══ PROVIDED ENTRIES
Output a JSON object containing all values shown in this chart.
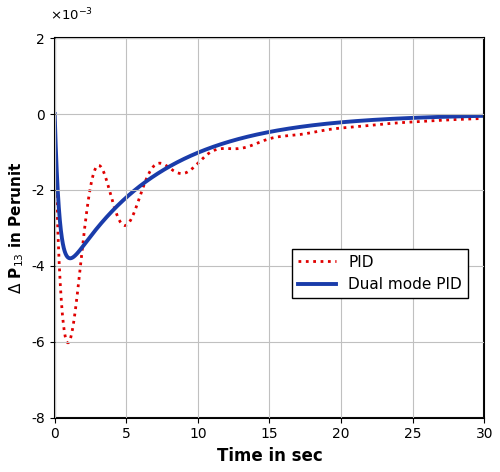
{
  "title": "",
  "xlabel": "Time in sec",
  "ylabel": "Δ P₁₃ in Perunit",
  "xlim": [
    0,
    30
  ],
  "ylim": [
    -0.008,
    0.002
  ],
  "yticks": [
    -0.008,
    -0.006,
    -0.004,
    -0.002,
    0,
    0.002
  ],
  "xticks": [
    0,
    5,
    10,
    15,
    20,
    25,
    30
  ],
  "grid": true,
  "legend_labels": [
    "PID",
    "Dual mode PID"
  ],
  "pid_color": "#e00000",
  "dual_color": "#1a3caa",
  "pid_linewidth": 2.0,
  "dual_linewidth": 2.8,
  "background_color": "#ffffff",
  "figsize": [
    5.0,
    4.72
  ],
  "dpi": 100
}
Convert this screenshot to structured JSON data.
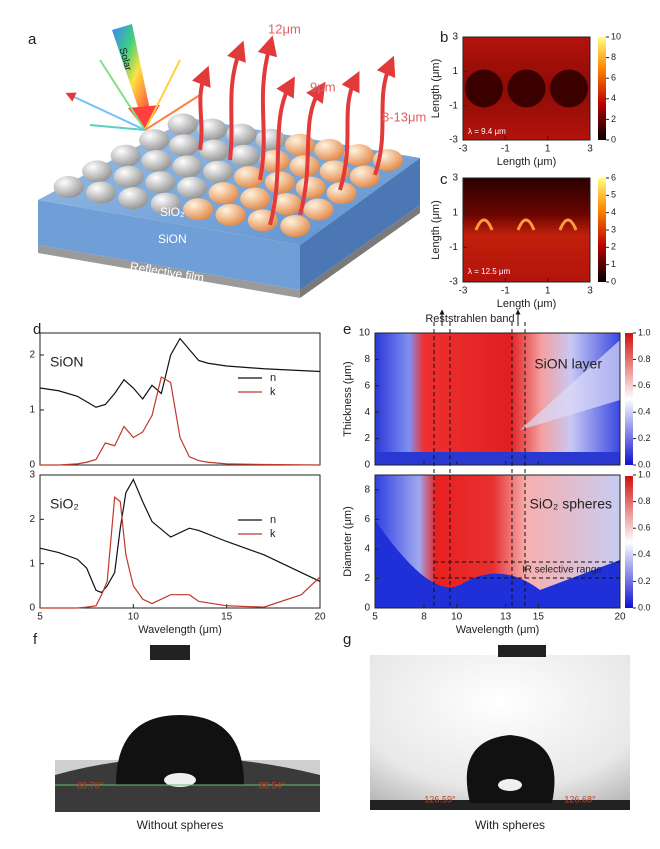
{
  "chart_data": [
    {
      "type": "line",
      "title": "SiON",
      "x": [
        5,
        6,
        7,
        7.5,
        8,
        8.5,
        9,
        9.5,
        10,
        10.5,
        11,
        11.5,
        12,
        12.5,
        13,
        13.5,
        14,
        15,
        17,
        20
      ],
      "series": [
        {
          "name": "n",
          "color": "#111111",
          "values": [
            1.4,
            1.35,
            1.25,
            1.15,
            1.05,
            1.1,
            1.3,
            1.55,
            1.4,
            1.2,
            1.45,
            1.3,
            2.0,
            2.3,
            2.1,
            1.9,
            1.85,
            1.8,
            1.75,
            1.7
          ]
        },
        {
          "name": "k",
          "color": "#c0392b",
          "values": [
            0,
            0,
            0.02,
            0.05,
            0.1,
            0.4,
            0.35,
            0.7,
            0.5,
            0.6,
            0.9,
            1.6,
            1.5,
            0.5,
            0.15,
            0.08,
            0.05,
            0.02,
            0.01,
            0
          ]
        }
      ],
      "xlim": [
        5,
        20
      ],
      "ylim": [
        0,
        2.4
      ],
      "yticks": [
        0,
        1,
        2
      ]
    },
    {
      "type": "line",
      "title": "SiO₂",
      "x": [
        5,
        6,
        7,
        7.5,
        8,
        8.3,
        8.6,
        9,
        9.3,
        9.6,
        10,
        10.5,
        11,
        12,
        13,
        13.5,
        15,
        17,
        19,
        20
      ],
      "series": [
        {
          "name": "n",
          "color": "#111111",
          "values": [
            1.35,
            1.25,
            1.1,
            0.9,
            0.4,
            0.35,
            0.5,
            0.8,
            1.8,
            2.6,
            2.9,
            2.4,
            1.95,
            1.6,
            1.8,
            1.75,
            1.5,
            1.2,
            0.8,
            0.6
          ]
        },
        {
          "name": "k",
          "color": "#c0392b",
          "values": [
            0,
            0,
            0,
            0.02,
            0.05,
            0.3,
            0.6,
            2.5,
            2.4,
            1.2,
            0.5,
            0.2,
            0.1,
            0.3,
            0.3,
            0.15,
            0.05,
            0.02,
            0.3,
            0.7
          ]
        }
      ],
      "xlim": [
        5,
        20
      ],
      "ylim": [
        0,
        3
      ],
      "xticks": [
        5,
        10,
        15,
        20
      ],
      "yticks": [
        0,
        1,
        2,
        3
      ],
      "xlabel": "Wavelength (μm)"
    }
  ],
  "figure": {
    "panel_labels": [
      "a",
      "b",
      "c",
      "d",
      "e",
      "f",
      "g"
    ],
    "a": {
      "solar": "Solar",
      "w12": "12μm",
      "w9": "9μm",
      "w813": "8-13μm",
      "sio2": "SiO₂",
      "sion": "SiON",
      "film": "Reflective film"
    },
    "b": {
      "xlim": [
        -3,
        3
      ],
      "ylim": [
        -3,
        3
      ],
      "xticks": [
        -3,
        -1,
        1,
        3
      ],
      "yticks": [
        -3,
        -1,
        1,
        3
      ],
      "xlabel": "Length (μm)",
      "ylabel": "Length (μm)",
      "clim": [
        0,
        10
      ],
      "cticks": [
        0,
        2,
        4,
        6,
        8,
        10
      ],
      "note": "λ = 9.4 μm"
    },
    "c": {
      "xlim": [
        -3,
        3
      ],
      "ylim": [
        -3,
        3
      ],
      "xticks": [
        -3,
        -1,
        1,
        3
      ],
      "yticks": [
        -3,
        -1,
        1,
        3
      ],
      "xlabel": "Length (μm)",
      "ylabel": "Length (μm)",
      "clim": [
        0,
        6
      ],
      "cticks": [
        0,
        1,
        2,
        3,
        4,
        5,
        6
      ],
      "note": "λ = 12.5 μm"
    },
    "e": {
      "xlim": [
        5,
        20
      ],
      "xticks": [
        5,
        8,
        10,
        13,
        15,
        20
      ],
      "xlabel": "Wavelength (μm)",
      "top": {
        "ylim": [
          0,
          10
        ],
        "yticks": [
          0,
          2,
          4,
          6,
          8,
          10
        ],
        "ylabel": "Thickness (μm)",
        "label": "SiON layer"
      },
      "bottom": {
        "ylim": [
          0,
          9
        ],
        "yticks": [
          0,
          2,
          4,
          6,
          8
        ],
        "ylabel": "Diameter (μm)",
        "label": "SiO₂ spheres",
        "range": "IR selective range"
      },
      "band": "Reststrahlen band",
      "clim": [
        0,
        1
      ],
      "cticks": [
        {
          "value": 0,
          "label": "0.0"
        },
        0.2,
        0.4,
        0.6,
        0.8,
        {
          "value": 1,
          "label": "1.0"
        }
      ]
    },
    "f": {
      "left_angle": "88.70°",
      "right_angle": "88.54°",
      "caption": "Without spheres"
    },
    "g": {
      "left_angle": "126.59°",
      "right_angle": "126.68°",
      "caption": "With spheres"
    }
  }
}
════
YOUR OBJECTIVE: Search the records above for the string "JSON". Copy every line that contains it.

TASK OUTPUT:
Output a JSON object containing all values shown in this chart.
Convert this screenshot to structured JSON data.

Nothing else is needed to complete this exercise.